**INSTRUCTIONS FOR THE TASK**
Restate the whole listing exactly.
========================================
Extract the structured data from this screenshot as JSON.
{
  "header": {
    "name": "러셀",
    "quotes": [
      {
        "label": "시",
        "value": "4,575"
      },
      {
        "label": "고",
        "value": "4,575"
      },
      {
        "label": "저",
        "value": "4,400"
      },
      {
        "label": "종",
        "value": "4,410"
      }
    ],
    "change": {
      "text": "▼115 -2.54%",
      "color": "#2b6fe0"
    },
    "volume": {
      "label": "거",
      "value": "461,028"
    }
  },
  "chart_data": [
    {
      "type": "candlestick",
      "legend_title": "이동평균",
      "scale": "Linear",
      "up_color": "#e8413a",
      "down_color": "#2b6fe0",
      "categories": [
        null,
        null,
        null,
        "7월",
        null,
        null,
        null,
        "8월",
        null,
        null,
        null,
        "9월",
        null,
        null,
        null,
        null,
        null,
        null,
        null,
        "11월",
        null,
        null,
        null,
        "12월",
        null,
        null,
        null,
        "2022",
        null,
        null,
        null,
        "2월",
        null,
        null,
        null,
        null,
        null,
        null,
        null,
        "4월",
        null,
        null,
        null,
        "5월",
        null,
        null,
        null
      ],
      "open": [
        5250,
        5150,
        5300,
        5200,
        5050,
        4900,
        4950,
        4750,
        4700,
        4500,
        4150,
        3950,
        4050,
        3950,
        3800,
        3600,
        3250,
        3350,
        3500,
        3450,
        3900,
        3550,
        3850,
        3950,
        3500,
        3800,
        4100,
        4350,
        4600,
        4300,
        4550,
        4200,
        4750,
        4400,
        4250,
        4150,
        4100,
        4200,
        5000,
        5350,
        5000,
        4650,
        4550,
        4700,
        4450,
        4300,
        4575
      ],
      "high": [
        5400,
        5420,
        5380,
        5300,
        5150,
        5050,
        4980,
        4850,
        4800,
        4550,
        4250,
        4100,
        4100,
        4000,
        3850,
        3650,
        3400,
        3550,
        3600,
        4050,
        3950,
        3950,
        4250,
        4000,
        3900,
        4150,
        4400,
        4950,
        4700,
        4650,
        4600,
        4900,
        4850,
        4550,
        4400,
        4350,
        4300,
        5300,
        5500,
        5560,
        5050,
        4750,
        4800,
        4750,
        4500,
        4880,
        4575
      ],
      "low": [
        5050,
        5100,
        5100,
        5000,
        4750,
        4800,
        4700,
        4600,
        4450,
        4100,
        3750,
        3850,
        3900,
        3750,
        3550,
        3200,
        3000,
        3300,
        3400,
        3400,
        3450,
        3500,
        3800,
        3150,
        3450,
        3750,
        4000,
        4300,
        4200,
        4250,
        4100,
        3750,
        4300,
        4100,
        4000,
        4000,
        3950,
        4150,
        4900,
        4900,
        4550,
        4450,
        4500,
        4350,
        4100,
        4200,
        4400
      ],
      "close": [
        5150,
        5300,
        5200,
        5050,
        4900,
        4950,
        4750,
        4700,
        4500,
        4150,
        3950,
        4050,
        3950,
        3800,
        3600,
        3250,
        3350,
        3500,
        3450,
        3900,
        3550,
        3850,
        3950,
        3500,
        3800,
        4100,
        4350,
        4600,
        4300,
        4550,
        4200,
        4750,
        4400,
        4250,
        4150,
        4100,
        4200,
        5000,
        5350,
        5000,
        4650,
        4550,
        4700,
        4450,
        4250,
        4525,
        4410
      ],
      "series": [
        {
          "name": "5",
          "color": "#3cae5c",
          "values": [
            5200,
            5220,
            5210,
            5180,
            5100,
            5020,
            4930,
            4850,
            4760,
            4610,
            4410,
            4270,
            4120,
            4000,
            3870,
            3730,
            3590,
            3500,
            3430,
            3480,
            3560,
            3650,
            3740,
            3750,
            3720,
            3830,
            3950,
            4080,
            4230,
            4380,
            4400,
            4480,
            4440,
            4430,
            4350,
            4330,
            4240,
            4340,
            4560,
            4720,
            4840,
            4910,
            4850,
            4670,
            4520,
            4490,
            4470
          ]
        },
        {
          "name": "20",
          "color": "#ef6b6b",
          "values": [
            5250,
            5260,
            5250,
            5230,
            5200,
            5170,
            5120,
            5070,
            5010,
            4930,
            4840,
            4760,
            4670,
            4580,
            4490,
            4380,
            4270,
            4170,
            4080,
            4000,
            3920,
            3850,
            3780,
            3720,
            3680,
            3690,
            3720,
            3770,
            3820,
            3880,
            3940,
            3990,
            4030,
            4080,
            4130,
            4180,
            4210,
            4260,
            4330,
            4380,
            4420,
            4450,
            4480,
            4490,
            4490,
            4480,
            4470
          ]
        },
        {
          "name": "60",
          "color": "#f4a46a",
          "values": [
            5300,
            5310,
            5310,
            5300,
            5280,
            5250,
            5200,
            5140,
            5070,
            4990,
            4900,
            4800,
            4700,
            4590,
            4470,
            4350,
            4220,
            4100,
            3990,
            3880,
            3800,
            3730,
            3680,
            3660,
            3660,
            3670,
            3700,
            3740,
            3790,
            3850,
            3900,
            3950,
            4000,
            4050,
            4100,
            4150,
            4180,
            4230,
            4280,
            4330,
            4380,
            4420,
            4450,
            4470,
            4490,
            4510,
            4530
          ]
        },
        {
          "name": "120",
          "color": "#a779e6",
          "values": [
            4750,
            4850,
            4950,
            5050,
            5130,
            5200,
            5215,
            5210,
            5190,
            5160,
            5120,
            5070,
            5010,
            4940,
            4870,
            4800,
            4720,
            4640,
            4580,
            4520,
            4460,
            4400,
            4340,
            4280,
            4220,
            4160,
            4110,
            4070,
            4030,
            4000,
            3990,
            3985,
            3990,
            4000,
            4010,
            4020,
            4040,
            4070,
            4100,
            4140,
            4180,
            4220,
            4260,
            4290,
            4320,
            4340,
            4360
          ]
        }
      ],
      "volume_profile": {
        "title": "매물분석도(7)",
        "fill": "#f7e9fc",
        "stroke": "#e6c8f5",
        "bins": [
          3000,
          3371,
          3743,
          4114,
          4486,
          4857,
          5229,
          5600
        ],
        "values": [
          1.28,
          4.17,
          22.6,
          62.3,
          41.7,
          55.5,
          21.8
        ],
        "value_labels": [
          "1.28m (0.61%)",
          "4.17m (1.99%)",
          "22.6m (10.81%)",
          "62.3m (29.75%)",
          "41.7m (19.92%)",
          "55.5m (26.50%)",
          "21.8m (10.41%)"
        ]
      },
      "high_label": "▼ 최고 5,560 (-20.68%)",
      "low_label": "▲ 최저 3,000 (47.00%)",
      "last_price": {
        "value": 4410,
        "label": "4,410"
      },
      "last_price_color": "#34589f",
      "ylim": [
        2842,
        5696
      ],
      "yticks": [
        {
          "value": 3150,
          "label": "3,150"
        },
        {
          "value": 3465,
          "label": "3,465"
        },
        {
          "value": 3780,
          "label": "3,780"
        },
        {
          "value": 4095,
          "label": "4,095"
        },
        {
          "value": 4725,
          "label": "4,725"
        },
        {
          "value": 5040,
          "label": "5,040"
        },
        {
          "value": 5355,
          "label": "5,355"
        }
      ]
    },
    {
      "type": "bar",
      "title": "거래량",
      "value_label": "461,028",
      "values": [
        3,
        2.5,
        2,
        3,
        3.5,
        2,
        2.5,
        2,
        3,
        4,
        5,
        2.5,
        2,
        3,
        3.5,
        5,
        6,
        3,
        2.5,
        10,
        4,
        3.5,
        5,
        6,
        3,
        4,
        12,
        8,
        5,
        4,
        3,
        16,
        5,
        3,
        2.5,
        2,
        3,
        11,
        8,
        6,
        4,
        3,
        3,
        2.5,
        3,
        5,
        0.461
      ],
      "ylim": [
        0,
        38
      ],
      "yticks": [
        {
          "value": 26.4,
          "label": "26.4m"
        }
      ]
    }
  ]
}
========================================
**WRITTEN ANSWER**
Extract the structured data from this screenshot as JSON.
{
  "header": {
    "name": "러셀",
    "quotes": [
      {
        "label": "시",
        "value": "4,575"
      },
      {
        "label": "고",
        "value": "4,575"
      },
      {
        "label": "저",
        "value": "4,400"
      },
      {
        "label": "종",
        "value": "4,410"
      }
    ],
    "change": {
      "text": "▼115 -2.54%",
      "color": "#2b6fe0"
    },
    "volume": {
      "label": "거",
      "value": "461,028"
    }
  },
  "chart_data": [
    {
      "type": "candlestick",
      "legend_title": "이동평균",
      "scale": "Linear",
      "up_color": "#e8413a",
      "down_color": "#2b6fe0",
      "categories": [
        null,
        null,
        null,
        "7월",
        null,
        null,
        null,
        "8월",
        null,
        null,
        null,
        "9월",
        null,
        null,
        null,
        null,
        null,
        null,
        null,
        "11월",
        null,
        null,
        null,
        "12월",
        null,
        null,
        null,
        "2022",
        null,
        null,
        null,
        "2월",
        null,
        null,
        null,
        null,
        null,
        null,
        null,
        "4월",
        null,
        null,
        null,
        "5월",
        null,
        null,
        null
      ],
      "open": [
        5250,
        5150,
        5300,
        5200,
        5050,
        4900,
        4950,
        4750,
        4700,
        4500,
        4150,
        3950,
        4050,
        3950,
        3800,
        3600,
        3250,
        3350,
        3500,
        3450,
        3900,
        3550,
        3850,
        3950,
        3500,
        3800,
        4100,
        4350,
        4600,
        4300,
        4550,
        4200,
        4750,
        4400,
        4250,
        4150,
        4100,
        4200,
        5000,
        5350,
        5000,
        4650,
        4550,
        4700,
        4450,
        4300,
        4575
      ],
      "high": [
        5400,
        5420,
        5380,
        5300,
        5150,
        5050,
        4980,
        4850,
        4800,
        4550,
        4250,
        4100,
        4100,
        4000,
        3850,
        3650,
        3400,
        3550,
        3600,
        4050,
        3950,
        3950,
        4250,
        4000,
        3900,
        4150,
        4400,
        4950,
        4700,
        4650,
        4600,
        4900,
        4850,
        4550,
        4400,
        4350,
        4300,
        5300,
        5500,
        5560,
        5050,
        4750,
        4800,
        4750,
        4500,
        4880,
        4575
      ],
      "low": [
        5050,
        5100,
        5100,
        5000,
        4750,
        4800,
        4700,
        4600,
        4450,
        4100,
        3750,
        3850,
        3900,
        3750,
        3550,
        3200,
        3000,
        3300,
        3400,
        3400,
        3450,
        3500,
        3800,
        3150,
        3450,
        3750,
        4000,
        4300,
        4200,
        4250,
        4100,
        3750,
        4300,
        4100,
        4000,
        4000,
        3950,
        4150,
        4900,
        4900,
        4550,
        4450,
        4500,
        4350,
        4100,
        4200,
        4400
      ],
      "close": [
        5150,
        5300,
        5200,
        5050,
        4900,
        4950,
        4750,
        4700,
        4500,
        4150,
        3950,
        4050,
        3950,
        3800,
        3600,
        3250,
        3350,
        3500,
        3450,
        3900,
        3550,
        3850,
        3950,
        3500,
        3800,
        4100,
        4350,
        4600,
        4300,
        4550,
        4200,
        4750,
        4400,
        4250,
        4150,
        4100,
        4200,
        5000,
        5350,
        5000,
        4650,
        4550,
        4700,
        4450,
        4250,
        4525,
        4410
      ],
      "series": [
        {
          "name": "5",
          "color": "#3cae5c",
          "values": [
            5200,
            5220,
            5210,
            5180,
            5100,
            5020,
            4930,
            4850,
            4760,
            4610,
            4410,
            4270,
            4120,
            4000,
            3870,
            3730,
            3590,
            3500,
            3430,
            3480,
            3560,
            3650,
            3740,
            3750,
            3720,
            3830,
            3950,
            4080,
            4230,
            4380,
            4400,
            4480,
            4440,
            4430,
            4350,
            4330,
            4240,
            4340,
            4560,
            4720,
            4840,
            4910,
            4850,
            4670,
            4520,
            4490,
            4470
          ]
        },
        {
          "name": "20",
          "color": "#ef6b6b",
          "values": [
            5250,
            5260,
            5250,
            5230,
            5200,
            5170,
            5120,
            5070,
            5010,
            4930,
            4840,
            4760,
            4670,
            4580,
            4490,
            4380,
            4270,
            4170,
            4080,
            4000,
            3920,
            3850,
            3780,
            3720,
            3680,
            3690,
            3720,
            3770,
            3820,
            3880,
            3940,
            3990,
            4030,
            4080,
            4130,
            4180,
            4210,
            4260,
            4330,
            4380,
            4420,
            4450,
            4480,
            4490,
            4490,
            4480,
            4470
          ]
        },
        {
          "name": "60",
          "color": "#f4a46a",
          "values": [
            5300,
            5310,
            5310,
            5300,
            5280,
            5250,
            5200,
            5140,
            5070,
            4990,
            4900,
            4800,
            4700,
            4590,
            4470,
            4350,
            4220,
            4100,
            3990,
            3880,
            3800,
            3730,
            3680,
            3660,
            3660,
            3670,
            3700,
            3740,
            3790,
            3850,
            3900,
            3950,
            4000,
            4050,
            4100,
            4150,
            4180,
            4230,
            4280,
            4330,
            4380,
            4420,
            4450,
            4470,
            4490,
            4510,
            4530
          ]
        },
        {
          "name": "120",
          "color": "#a779e6",
          "values": [
            4750,
            4850,
            4950,
            5050,
            5130,
            5200,
            5215,
            5210,
            5190,
            5160,
            5120,
            5070,
            5010,
            4940,
            4870,
            4800,
            4720,
            4640,
            4580,
            4520,
            4460,
            4400,
            4340,
            4280,
            4220,
            4160,
            4110,
            4070,
            4030,
            4000,
            3990,
            3985,
            3990,
            4000,
            4010,
            4020,
            4040,
            4070,
            4100,
            4140,
            4180,
            4220,
            4260,
            4290,
            4320,
            4340,
            4360
          ]
        }
      ],
      "volume_profile": {
        "title": "매물분석도(7)",
        "fill": "#f7e9fc",
        "stroke": "#e6c8f5",
        "bins": [
          3000,
          3371,
          3743,
          4114,
          4486,
          4857,
          5229,
          5600
        ],
        "values": [
          1.28,
          4.17,
          22.6,
          62.3,
          41.7,
          55.5,
          21.8
        ],
        "value_labels": [
          "1.28m (0.61%)",
          "4.17m (1.99%)",
          "22.6m (10.81%)",
          "62.3m (29.75%)",
          "41.7m (19.92%)",
          "55.5m (26.50%)",
          "21.8m (10.41%)"
        ]
      },
      "high_label": "▼ 최고 5,560 (-20.68%)",
      "low_label": "▲ 최저 3,000 (47.00%)",
      "last_price": {
        "value": 4410,
        "label": "4,410"
      },
      "last_price_color": "#34589f",
      "ylim": [
        2842,
        5696
      ],
      "yticks": [
        {
          "value": 3150,
          "label": "3,150"
        },
        {
          "value": 3465,
          "label": "3,465"
        },
        {
          "value": 3780,
          "label": "3,780"
        },
        {
          "value": 4095,
          "label": "4,095"
        },
        {
          "value": 4725,
          "label": "4,725"
        },
        {
          "value": 5040,
          "label": "5,040"
        },
        {
          "value": 5355,
          "label": "5,355"
        }
      ]
    },
    {
      "type": "bar",
      "title": "거래량",
      "value_label": "461,028",
      "values": [
        3,
        2.5,
        2,
        3,
        3.5,
        2,
        2.5,
        2,
        3,
        4,
        5,
        2.5,
        2,
        3,
        3.5,
        5,
        6,
        3,
        2.5,
        10,
        4,
        3.5,
        5,
        6,
        3,
        4,
        12,
        8,
        5,
        4,
        3,
        16,
        5,
        3,
        2.5,
        2,
        3,
        11,
        8,
        6,
        4,
        3,
        3,
        2.5,
        3,
        5,
        0.461
      ],
      "ylim": [
        0,
        38
      ],
      "yticks": [
        {
          "value": 26.4,
          "label": "26.4m"
        }
      ]
    }
  ]
}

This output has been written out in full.